= Passage =

Important: Read this!
The description below was last updated on March 10, 2015. Click over to our Github project and check out the readme and other docs there to see the current state of the project.
You can find the Huboard we've (sometimes) used to track tasks and progress at Huboard and we (sometimes) communicate with each other at our Hackpad.
Mission Statement
Philly Open Health increases access to and availability of public health data for Philadelphia and surrounding counties. There is a huge amount of publicly-available population health data available for the greater Philadelphia area, but it isn't technically "open data". While some of the data on Philly Open Health will be open (machine-readable) data, such as population demographics, other data will be sourced from PDFs, siloed databases, and filtered federal data sets. The combination of data sources and types will provide a more comprehensive look at population health in the greater Philly area, even though open data in the public health arena is limited.
Starting Off
The jumping-off point for Philly Open Health is the Office of HIV Planning (OHP)'s annual epidemiologic profile (or "epi" profile), which covers Philadelphia and eight surrounding counties in two states. This document includes over 200 tables and 100 figures on everything from race/ethnicity to drug use to poverty to HIV/AIDS. This document has always been designed for print, which means that limited data are included for presentation. OHP would like to provide the public with the data used in developing the epi profile in one centralized location.

= Listed records =
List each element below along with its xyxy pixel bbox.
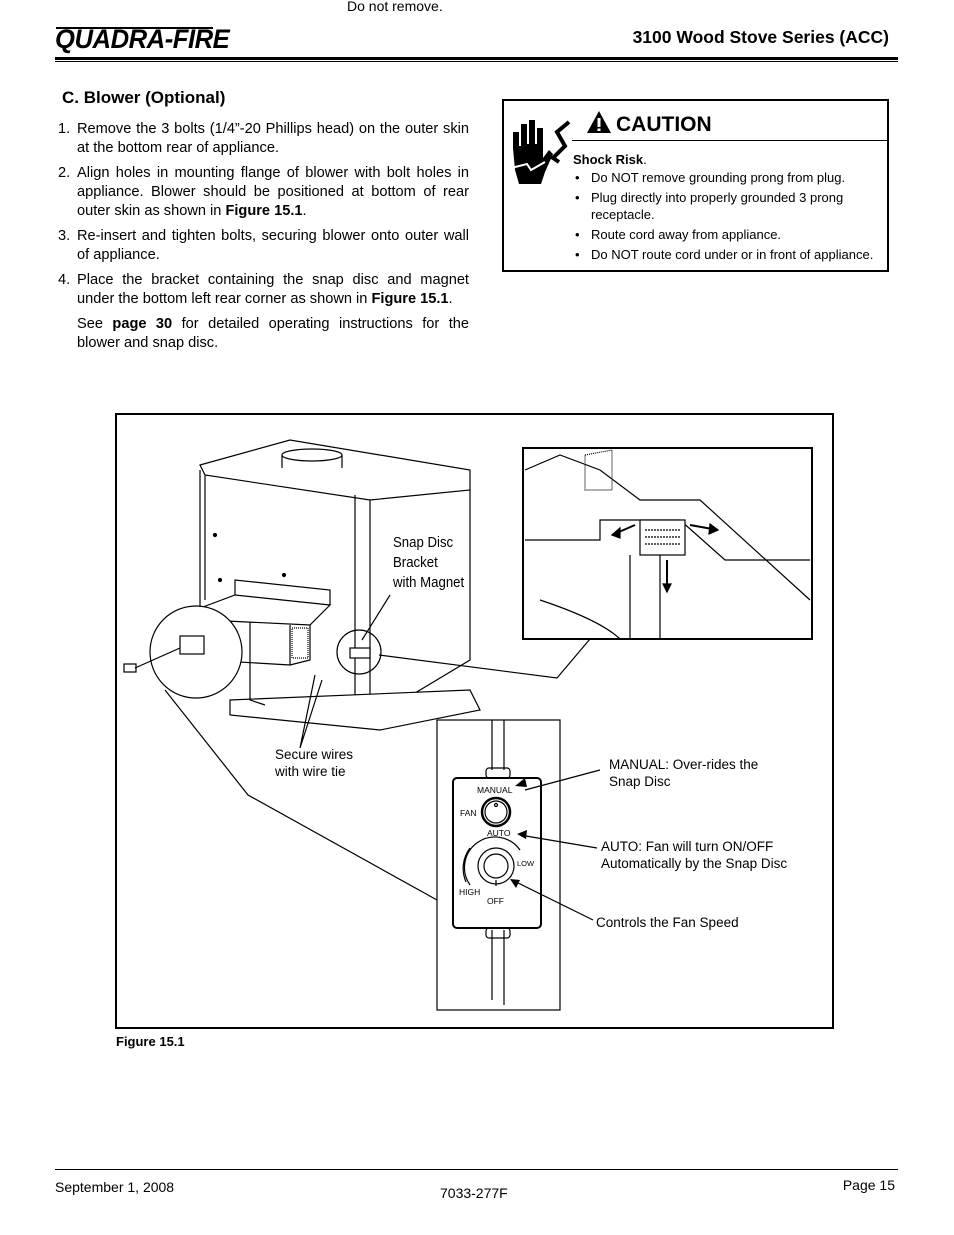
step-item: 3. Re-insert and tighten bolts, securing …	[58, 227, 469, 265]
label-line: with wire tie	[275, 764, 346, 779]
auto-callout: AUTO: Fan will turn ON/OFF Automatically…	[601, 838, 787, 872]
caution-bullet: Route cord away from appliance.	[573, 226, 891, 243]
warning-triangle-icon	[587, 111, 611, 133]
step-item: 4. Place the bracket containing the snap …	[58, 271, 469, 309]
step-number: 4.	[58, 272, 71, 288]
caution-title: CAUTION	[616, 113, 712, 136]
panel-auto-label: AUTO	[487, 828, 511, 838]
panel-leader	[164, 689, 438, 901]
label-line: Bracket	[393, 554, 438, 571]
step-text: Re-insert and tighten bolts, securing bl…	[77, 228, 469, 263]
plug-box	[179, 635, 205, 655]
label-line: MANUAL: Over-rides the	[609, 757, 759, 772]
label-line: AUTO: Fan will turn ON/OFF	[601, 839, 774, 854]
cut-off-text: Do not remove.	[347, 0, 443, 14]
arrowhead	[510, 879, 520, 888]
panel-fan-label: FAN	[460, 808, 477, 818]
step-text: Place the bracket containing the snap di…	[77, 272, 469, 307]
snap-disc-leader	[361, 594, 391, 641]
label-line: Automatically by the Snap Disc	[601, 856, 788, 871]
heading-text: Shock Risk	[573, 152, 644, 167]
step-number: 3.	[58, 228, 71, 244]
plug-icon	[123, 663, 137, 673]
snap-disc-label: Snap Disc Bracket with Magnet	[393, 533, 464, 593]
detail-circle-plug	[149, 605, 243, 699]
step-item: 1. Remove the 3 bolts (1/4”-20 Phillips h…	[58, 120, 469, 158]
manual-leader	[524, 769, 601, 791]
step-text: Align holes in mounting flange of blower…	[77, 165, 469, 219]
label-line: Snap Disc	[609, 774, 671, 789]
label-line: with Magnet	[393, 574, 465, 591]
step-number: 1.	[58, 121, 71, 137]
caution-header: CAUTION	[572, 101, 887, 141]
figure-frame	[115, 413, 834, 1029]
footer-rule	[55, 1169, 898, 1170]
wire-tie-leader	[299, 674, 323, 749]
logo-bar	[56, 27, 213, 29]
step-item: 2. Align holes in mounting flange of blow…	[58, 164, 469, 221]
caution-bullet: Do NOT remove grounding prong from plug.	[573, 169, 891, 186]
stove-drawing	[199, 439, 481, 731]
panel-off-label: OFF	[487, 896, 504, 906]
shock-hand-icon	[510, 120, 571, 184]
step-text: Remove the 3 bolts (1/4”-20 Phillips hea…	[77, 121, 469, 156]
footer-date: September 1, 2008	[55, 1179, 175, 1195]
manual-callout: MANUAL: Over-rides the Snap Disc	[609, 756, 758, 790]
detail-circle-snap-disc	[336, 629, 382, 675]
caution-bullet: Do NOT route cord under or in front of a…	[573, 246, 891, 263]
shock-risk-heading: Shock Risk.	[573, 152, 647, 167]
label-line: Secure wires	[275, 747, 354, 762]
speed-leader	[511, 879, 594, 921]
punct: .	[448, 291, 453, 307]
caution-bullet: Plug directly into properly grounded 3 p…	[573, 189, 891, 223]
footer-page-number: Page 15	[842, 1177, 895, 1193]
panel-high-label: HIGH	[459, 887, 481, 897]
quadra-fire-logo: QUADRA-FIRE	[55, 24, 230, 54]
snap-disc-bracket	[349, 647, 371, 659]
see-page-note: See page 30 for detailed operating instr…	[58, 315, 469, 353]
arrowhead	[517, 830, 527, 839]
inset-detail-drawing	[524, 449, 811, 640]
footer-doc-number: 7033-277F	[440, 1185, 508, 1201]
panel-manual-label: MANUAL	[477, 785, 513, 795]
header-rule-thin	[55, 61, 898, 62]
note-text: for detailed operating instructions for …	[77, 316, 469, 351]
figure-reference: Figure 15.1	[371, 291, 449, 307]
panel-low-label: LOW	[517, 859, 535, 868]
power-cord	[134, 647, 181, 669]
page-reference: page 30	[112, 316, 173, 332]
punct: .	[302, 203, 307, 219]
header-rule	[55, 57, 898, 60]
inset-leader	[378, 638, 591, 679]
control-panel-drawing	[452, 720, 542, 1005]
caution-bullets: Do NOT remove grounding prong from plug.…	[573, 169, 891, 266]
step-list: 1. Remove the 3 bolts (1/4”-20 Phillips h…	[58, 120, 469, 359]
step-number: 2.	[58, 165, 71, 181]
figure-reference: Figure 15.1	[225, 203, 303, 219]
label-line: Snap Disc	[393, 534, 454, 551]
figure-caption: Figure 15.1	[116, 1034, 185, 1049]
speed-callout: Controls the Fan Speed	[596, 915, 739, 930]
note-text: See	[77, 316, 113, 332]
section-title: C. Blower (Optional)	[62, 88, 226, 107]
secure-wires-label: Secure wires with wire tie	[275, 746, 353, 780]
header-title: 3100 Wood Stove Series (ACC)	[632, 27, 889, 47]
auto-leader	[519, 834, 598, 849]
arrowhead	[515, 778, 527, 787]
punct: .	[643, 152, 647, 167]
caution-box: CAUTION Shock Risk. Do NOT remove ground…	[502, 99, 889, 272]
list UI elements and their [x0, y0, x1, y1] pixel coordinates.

==

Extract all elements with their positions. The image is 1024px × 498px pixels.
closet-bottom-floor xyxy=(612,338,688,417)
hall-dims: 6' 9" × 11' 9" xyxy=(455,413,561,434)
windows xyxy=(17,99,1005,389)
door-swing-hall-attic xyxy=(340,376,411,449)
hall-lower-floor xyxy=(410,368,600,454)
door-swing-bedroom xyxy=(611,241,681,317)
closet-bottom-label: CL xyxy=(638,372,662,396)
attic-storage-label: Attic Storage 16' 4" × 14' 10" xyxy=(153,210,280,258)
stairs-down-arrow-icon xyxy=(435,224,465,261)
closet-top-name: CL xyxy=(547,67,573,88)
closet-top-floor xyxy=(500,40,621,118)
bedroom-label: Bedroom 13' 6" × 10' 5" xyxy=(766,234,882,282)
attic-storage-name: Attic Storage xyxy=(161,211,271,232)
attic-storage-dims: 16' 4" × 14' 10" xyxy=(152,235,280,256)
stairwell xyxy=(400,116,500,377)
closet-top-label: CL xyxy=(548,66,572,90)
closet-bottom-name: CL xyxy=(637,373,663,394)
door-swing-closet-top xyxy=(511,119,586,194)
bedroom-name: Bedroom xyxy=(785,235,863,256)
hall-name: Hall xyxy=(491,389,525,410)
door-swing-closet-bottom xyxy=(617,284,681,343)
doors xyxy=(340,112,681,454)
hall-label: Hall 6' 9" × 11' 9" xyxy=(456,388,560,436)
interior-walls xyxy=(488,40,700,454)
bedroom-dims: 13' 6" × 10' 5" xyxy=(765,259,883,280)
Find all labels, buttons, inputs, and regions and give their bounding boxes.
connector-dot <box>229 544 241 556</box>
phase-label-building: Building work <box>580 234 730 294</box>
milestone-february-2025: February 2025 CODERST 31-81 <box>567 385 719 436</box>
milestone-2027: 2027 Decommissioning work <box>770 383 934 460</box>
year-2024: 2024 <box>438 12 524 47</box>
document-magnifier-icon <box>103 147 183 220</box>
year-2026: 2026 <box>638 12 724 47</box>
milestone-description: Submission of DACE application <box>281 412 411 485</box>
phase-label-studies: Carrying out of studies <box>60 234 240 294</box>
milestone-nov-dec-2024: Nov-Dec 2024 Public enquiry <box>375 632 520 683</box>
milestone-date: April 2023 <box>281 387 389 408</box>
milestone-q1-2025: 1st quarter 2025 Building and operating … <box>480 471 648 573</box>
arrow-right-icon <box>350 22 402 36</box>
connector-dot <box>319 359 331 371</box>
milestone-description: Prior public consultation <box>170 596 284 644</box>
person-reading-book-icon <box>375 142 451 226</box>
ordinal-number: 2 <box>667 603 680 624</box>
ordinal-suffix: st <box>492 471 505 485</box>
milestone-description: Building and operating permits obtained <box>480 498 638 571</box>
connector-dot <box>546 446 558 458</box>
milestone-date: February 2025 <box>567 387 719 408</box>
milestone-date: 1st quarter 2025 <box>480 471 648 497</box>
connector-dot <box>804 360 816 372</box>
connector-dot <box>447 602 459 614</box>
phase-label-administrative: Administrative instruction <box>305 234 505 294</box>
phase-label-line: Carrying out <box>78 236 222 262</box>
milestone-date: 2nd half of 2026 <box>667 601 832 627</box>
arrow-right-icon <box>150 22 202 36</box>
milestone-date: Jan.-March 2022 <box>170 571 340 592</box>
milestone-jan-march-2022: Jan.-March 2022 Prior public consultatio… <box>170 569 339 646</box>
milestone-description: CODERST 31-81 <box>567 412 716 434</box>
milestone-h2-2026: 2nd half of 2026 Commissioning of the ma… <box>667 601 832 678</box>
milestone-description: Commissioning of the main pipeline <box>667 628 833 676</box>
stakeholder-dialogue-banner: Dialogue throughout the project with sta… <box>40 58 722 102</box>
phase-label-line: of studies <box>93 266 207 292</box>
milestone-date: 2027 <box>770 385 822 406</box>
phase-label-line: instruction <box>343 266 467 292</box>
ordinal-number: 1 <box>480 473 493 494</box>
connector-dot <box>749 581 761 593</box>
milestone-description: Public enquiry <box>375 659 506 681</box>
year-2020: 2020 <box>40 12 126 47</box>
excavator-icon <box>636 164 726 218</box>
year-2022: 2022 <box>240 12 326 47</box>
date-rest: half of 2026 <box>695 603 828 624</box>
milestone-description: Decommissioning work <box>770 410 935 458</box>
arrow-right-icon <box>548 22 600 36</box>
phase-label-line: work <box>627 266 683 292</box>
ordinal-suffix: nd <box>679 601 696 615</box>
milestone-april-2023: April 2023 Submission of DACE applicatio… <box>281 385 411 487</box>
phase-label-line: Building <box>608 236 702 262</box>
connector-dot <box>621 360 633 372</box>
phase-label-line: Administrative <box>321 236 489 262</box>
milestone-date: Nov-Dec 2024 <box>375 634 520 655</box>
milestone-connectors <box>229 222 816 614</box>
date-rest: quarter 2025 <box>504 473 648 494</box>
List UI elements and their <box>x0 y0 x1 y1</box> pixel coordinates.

==

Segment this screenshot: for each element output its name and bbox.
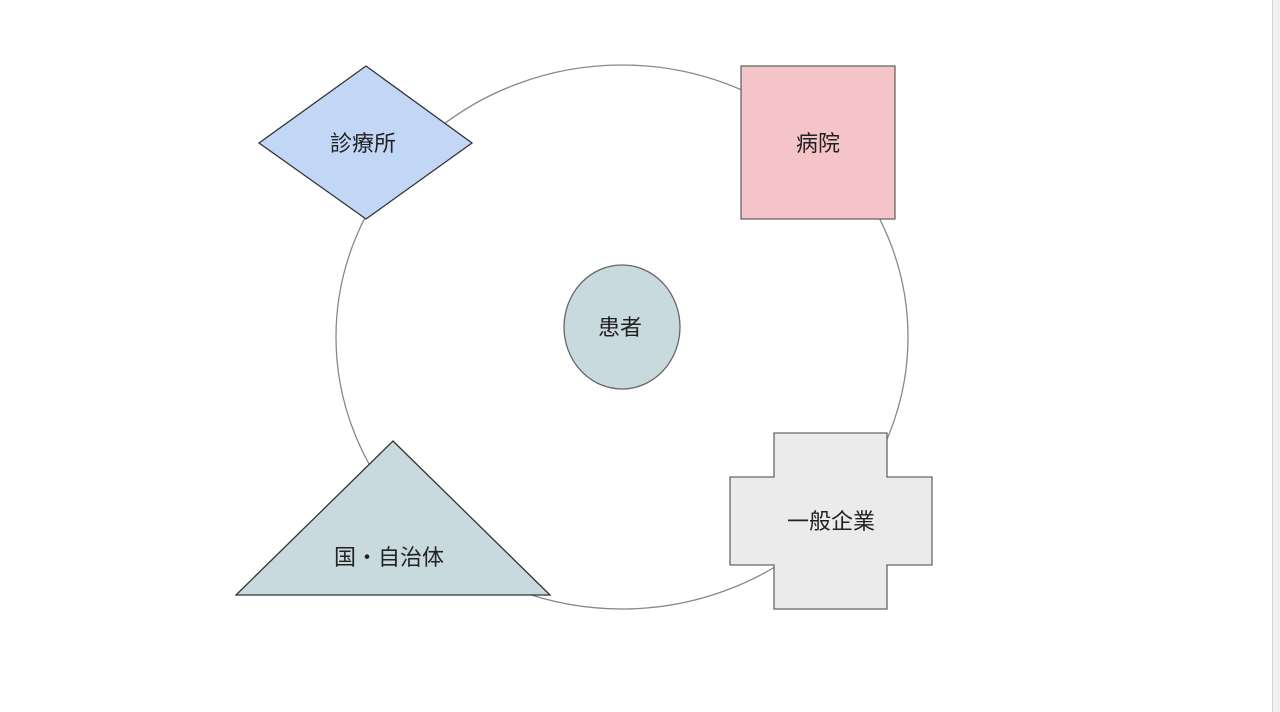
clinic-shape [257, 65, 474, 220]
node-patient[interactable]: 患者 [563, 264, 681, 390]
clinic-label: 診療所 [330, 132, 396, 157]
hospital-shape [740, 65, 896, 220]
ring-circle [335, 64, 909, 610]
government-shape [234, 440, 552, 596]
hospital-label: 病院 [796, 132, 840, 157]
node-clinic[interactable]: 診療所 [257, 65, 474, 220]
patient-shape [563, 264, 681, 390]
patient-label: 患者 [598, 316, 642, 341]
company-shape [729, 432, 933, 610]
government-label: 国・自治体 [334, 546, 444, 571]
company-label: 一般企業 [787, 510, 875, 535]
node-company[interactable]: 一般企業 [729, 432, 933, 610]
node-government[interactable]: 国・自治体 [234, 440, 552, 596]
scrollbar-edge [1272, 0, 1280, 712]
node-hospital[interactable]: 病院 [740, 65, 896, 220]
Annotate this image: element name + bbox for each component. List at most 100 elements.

= Tasks to perform =
**A.** Name the sources that the Philly Open Health text says its non-open data will come from.
**B.** From the Philly Open Health text, extract everything between "The description below" and "at our Hackpad.", inclusive.
Draw only on the Philly Open Health text, not on the lines.

= Answers given =
**A.** PDFs, siloed databases, and filtered federal data sets

**B.**
The description below was last updated on March 10, 2015. Click over to our Github project and check out the readme and other docs there to see the current state of the project.
You can find the Huboard we've (sometimes) used to track tasks and progress at Huboard and we (sometimes) communicate with each other at our Hackpad.